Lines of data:
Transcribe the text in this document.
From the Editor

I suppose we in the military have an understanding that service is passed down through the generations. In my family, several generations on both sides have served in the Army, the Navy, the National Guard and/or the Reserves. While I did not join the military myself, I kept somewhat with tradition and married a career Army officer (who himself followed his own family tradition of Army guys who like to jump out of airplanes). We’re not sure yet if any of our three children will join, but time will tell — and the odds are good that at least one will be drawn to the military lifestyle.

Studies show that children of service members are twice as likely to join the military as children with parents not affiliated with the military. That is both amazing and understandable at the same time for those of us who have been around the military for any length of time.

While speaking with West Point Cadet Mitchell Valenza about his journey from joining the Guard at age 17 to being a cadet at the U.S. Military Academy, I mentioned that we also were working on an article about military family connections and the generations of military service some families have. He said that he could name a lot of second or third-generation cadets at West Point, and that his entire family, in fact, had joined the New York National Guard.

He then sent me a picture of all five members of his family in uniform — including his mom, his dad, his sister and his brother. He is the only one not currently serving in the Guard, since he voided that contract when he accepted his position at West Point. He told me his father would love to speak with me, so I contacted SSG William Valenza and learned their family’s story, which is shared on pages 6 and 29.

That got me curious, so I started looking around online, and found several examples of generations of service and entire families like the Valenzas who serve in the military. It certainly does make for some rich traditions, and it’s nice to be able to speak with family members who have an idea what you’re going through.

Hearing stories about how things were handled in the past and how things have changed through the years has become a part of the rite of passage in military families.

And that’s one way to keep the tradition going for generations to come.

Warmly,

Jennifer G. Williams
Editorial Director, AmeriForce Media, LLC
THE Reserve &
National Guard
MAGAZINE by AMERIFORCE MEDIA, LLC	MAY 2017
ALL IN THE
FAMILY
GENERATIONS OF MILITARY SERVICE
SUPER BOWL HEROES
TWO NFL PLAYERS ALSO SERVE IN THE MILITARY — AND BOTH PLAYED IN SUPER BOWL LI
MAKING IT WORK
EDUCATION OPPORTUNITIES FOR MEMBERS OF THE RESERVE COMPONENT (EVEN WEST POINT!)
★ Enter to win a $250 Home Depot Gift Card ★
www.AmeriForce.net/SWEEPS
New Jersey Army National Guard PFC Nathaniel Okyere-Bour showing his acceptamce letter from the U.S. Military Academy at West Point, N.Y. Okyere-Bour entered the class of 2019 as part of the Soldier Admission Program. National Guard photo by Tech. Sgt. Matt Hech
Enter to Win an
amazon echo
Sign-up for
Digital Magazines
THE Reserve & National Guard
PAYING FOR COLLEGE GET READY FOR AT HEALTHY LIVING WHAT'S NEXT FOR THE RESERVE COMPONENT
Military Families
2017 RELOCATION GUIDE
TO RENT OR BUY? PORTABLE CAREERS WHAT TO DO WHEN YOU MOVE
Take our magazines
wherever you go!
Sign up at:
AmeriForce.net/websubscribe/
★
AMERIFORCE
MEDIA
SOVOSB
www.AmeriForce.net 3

• Task statement: Make an exact copy of the material above.

• Solution to this task:
Transcribe the text in this document.
From the Editor

I suppose we in the military have an understanding that service is passed down through the generations. In my family, several generations on both sides have served in the Army, the Navy, the National Guard and/or the Reserves. While I did not join the military myself, I kept somewhat with tradition and married a career Army officer (who himself followed his own family tradition of Army guys who like to jump out of airplanes). We’re not sure yet if any of our three children will join, but time will tell — and the odds are good that at least one will be drawn to the military lifestyle.

Studies show that children of service members are twice as likely to join the military as children with parents not affiliated with the military. That is both amazing and understandable at the same time for those of us who have been around the military for any length of time.

While speaking with West Point Cadet Mitchell Valenza about his journey from joining the Guard at age 17 to being a cadet at the U.S. Military Academy, I mentioned that we also were working on an article about military family connections and the generations of military service some families have. He said that he could name a lot of second or third-generation cadets at West Point, and that his entire family, in fact, had joined the New York National Guard.

He then sent me a picture of all five members of his family in uniform — including his mom, his dad, his sister and his brother. He is the only one not currently serving in the Guard, since he voided that contract when he accepted his position at West Point. He told me his father would love to speak with me, so I contacted SSG William Valenza and learned their family’s story, which is shared on pages 6 and 29.

That got me curious, so I started looking around online, and found several examples of generations of service and entire families like the Valenzas who serve in the military. It certainly does make for some rich traditions, and it’s nice to be able to speak with family members who have an idea what you’re going through.

Hearing stories about how things were handled in the past and how things have changed through the years has become a part of the rite of passage in military families.

And that’s one way to keep the tradition going for generations to come.

Warmly,

Jennifer G. Williams
Editorial Director, AmeriForce Media, LLC
THE Reserve &
National Guard
MAGAZINE by AMERIFORCE MEDIA, LLC	MAY 2017
ALL IN THE
FAMILY
GENERATIONS OF MILITARY SERVICE
SUPER BOWL HEROES
TWO NFL PLAYERS ALSO SERVE IN THE MILITARY — AND BOTH PLAYED IN SUPER BOWL LI
MAKING IT WORK
EDUCATION OPPORTUNITIES FOR MEMBERS OF THE RESERVE COMPONENT (EVEN WEST POINT!)
★ Enter to win a $250 Home Depot Gift Card ★
www.AmeriForce.net/SWEEPS
New Jersey Army National Guard PFC Nathaniel Okyere-Bour showing his acceptamce letter from the U.S. Military Academy at West Point, N.Y. Okyere-Bour entered the class of 2019 as part of the Soldier Admission Program. National Guard photo by Tech. Sgt. Matt Hech
Enter to Win an
amazon echo
Sign-up for
Digital Magazines
THE Reserve & National Guard
PAYING FOR COLLEGE GET READY FOR AT HEALTHY LIVING WHAT'S NEXT FOR THE RESERVE COMPONENT
Military Families
2017 RELOCATION GUIDE
TO RENT OR BUY? PORTABLE CAREERS WHAT TO DO WHEN YOU MOVE
Take our magazines
wherever you go!
Sign up at:
AmeriForce.net/websubscribe/
★
AMERIFORCE
MEDIA
SOVOSB
www.AmeriForce.net 3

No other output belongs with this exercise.